- **WHAT THIS TASK INVOLVES**: For the data below, report only the number of lines containing the string "Sigurnosni".

- **MATERIAL SHOWN**:
====

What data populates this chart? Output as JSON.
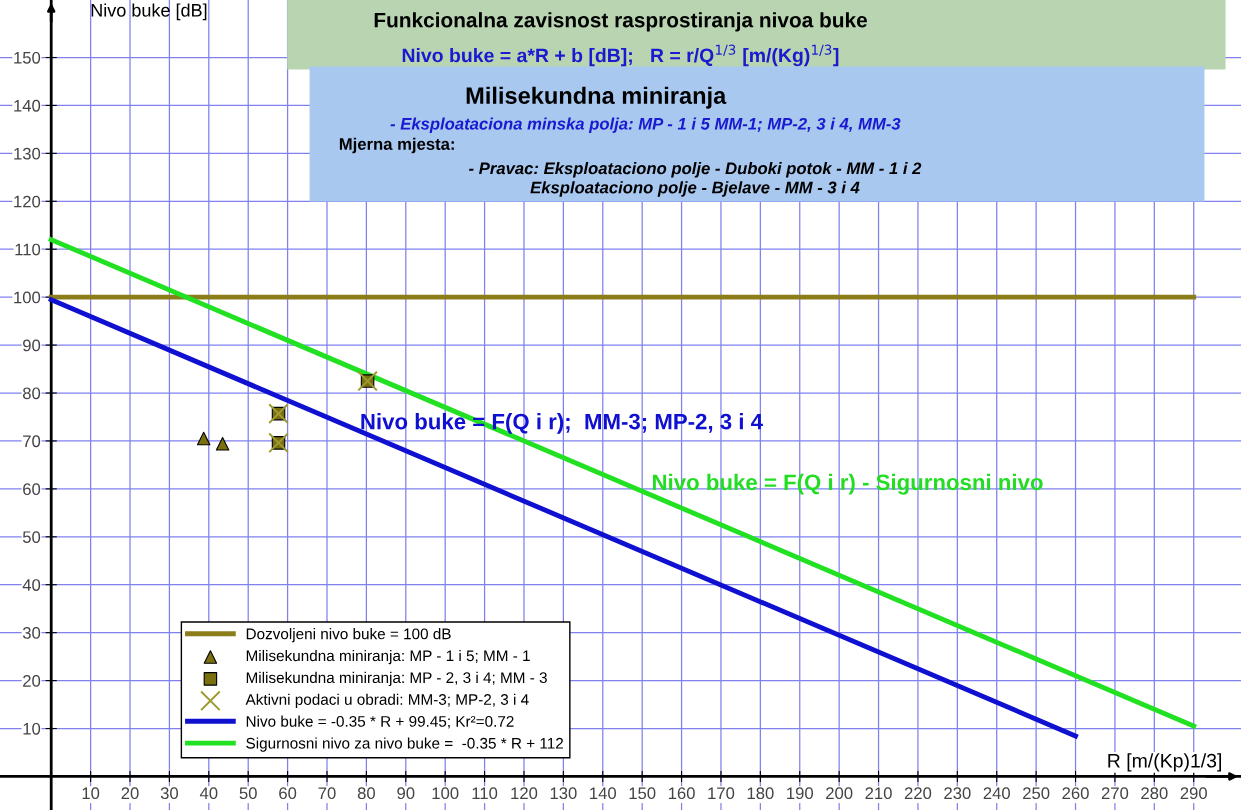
{
  "chart_data": {
    "type": "line",
    "xlabel": "R [m/(Kp)1/3]",
    "ylabel": "Nivo buke [dB]",
    "xlim": [
      -13,
      302
    ],
    "ylim": [
      -7,
      162
    ],
    "xticks": [
      10,
      20,
      30,
      40,
      50,
      60,
      70,
      80,
      90,
      100,
      110,
      120,
      130,
      140,
      150,
      160,
      170,
      180,
      190,
      200,
      210,
      220,
      230,
      240,
      250,
      260,
      270,
      280,
      290
    ],
    "yticks": [
      10,
      20,
      30,
      40,
      50,
      60,
      70,
      80,
      90,
      100,
      110,
      120,
      130,
      140,
      150
    ],
    "grid": true,
    "legend": "bottom left",
    "series": [
      {
        "name": "Dozvoljeni nivo buke = 100 dB",
        "color": "#8b7d1a",
        "x": [
          0,
          290
        ],
        "values": [
          100,
          100
        ]
      },
      {
        "name": "Milisekundna miniranja: MP - 1 i 5; MM - 1",
        "type": "scatter",
        "marker": "triangle",
        "color": "#7a7010",
        "x": [
          38.7,
          43.5
        ],
        "values": [
          70.5,
          69.4
        ]
      },
      {
        "name": "Milisekundna miniranja: MP - 2, 3 i 4; MM - 3",
        "type": "scatter",
        "marker": "square",
        "color": "#7a7010",
        "x": [
          57.7,
          57.7,
          80.3
        ],
        "values": [
          75.7,
          69.6,
          82.5
        ]
      },
      {
        "name": "Aktivni podaci u obradi: MM-3; MP-2, 3 i 4",
        "type": "scatter",
        "marker": "cross",
        "color": "#9c9a30",
        "x": [
          57.7,
          57.7,
          80.3
        ],
        "values": [
          75.7,
          69.6,
          82.5
        ]
      },
      {
        "name": "Nivo buke = -0.35 * R + 99.45; Kr²=0.72",
        "color": "#1010d0",
        "x": [
          0,
          260
        ],
        "values": [
          99.45,
          8.45
        ]
      },
      {
        "name": "Sigurnosni nivo za nivo buke =  -0.35 * R + 112",
        "color": "#22e022",
        "x": [
          0,
          290
        ],
        "values": [
          112,
          10.5
        ]
      }
    ],
    "annotations": [
      "Funkcionalna zavisnost rasprostiranja nivoa buke",
      "Nivo buke = a*R + b [dB];   R = r/Q$^{1/3}$ [m/(Kg)$^{1/3}$]",
      "Milisekundna miniranja",
      "- Eksploataciona minska polja: MP - 1 i 5 MM-1; MP-2, 3 i 4, MM-3",
      "Mjerna mjesta:",
      "- Pravac: Eksploataciono polje - Duboki potok - MM - 1 i 2\nEksploataciono polje - Bjelave - MM - 3 i 4",
      "Nivo buke = F(Q i r);  MM-3; MP-2, 3 i 4",
      "Nivo buke = F(Q i r) - Sigurnosni nivo"
    ]
  }
}
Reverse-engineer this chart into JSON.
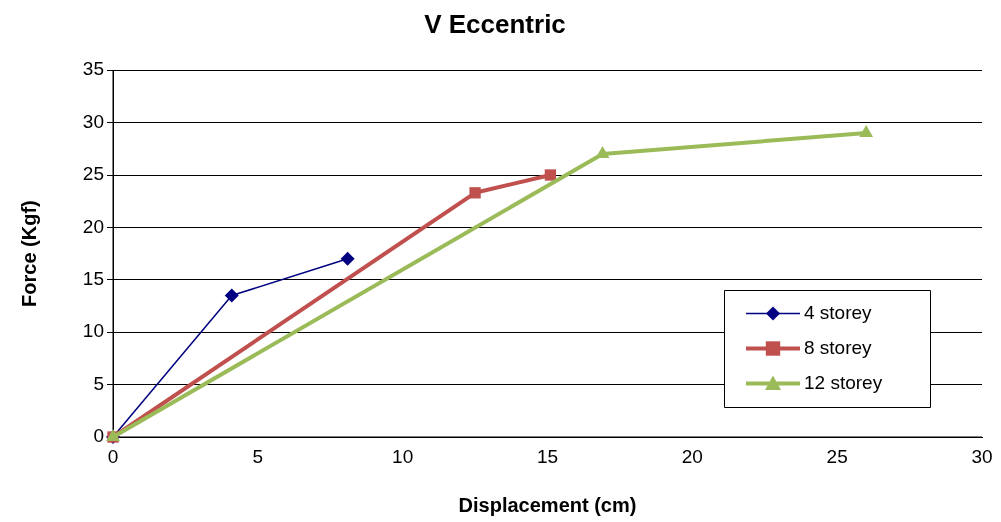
{
  "chart_data": {
    "type": "line",
    "title": "V Eccentric",
    "xlabel": "Displacement (cm)",
    "ylabel": "Force (Kgf)",
    "xlim": [
      0,
      30
    ],
    "xticks": [
      0,
      5,
      10,
      15,
      20,
      25,
      30
    ],
    "ylim": [
      0,
      35
    ],
    "yticks": [
      0,
      5,
      10,
      15,
      20,
      25,
      30,
      35
    ],
    "grid": "y",
    "legend": "bottom right",
    "line_style": "solid",
    "series": [
      {
        "name": "4 storey",
        "color": "#000080",
        "marker": "diamond",
        "x": [
          0,
          4.1,
          8.1
        ],
        "values": [
          0,
          13.5,
          17
        ]
      },
      {
        "name": "8 storey",
        "color": "#c0504d",
        "marker": "square",
        "x": [
          0,
          12.5,
          15.1
        ],
        "values": [
          0,
          23.3,
          25
        ]
      },
      {
        "name": "12 storey",
        "color": "#9bbb59",
        "marker": "triangle",
        "x": [
          0,
          16.9,
          26
        ],
        "values": [
          0,
          27,
          29
        ]
      }
    ]
  }
}
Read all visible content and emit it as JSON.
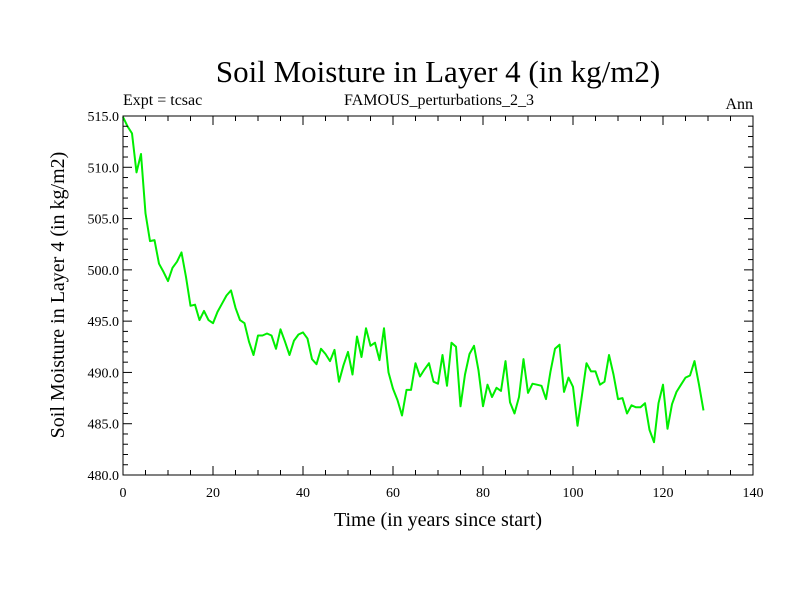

====

- **REPLY TO THE EXERCISE**: 2